— INSTRUCTIONS FOR THE TASK —
Pick out every line of the entries below where "dropped" occurs, and copy those lines.

— PROVIDED DATA —
____________________

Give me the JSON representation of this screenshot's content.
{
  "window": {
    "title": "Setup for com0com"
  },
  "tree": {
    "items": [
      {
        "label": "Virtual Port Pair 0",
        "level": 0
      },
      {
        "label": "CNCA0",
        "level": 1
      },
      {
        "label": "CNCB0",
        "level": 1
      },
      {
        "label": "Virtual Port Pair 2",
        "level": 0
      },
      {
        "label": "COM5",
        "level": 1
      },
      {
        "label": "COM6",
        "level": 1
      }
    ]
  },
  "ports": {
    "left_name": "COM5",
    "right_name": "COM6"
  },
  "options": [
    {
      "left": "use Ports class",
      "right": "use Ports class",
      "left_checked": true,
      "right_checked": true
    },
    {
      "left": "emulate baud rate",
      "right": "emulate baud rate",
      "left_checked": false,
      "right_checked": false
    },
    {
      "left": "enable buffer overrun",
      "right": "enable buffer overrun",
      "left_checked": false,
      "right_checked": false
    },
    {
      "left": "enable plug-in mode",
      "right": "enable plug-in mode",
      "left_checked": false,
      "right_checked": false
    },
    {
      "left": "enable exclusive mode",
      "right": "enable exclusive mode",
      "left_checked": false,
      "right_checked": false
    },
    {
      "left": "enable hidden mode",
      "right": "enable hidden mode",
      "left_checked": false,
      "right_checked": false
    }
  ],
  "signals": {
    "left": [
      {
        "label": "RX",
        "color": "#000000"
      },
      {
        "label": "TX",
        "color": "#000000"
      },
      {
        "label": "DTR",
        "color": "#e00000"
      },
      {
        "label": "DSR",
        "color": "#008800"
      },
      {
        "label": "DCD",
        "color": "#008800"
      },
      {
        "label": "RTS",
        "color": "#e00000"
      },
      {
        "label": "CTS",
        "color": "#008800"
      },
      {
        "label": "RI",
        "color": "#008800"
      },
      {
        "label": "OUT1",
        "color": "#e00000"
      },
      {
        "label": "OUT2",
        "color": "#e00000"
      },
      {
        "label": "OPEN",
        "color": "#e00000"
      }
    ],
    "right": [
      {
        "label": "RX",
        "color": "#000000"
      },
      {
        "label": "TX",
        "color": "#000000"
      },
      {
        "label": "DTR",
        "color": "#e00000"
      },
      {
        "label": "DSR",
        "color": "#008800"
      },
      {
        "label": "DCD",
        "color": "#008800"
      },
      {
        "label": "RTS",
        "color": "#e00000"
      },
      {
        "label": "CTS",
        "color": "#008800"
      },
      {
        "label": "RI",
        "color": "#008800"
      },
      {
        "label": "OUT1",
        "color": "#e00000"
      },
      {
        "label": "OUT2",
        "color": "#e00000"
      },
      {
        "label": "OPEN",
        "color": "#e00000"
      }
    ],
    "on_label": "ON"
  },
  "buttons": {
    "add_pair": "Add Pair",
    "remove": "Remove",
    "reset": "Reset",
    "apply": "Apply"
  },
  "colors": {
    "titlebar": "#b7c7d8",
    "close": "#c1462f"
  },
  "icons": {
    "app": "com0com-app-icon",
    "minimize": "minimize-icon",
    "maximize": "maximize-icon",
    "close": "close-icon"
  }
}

____________________

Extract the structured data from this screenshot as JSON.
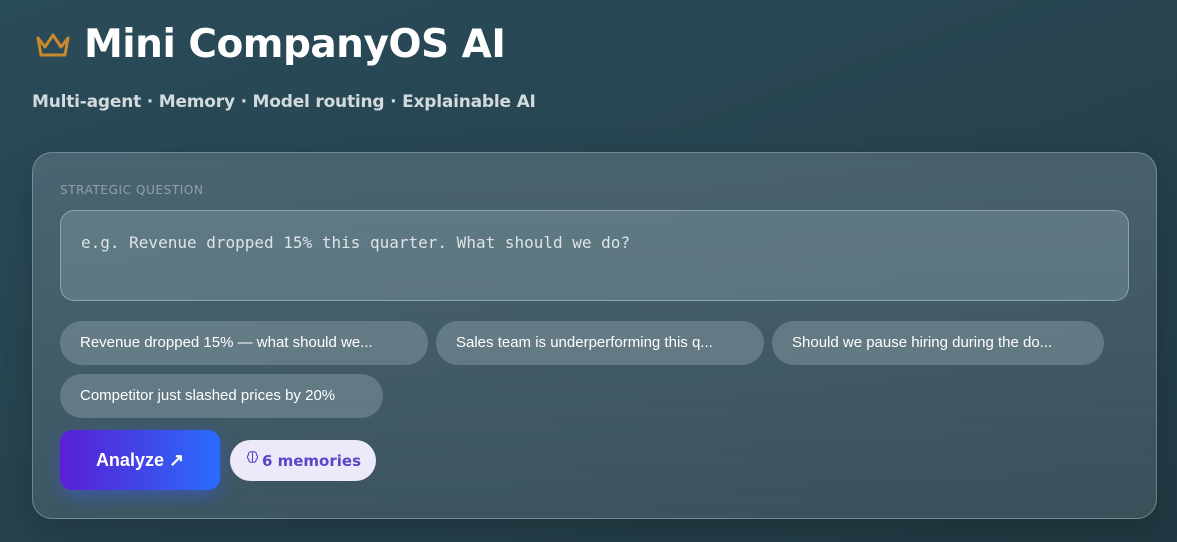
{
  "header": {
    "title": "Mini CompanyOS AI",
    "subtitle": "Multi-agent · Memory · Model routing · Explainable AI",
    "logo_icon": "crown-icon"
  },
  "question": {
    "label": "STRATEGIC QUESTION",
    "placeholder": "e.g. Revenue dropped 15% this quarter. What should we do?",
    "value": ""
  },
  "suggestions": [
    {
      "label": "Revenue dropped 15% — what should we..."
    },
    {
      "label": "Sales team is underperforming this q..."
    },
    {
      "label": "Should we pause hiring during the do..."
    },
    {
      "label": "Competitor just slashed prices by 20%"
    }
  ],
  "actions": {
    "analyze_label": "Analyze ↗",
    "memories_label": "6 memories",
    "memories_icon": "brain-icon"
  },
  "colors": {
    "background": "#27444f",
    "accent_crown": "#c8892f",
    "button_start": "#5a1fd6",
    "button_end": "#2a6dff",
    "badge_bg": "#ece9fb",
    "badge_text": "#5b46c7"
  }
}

____________________

— TASK RESULT —
    "placeholder": "e.g. Revenue dropped 15% this quarter. What should we do?",
      "label": "Revenue dropped 15% — what should we..."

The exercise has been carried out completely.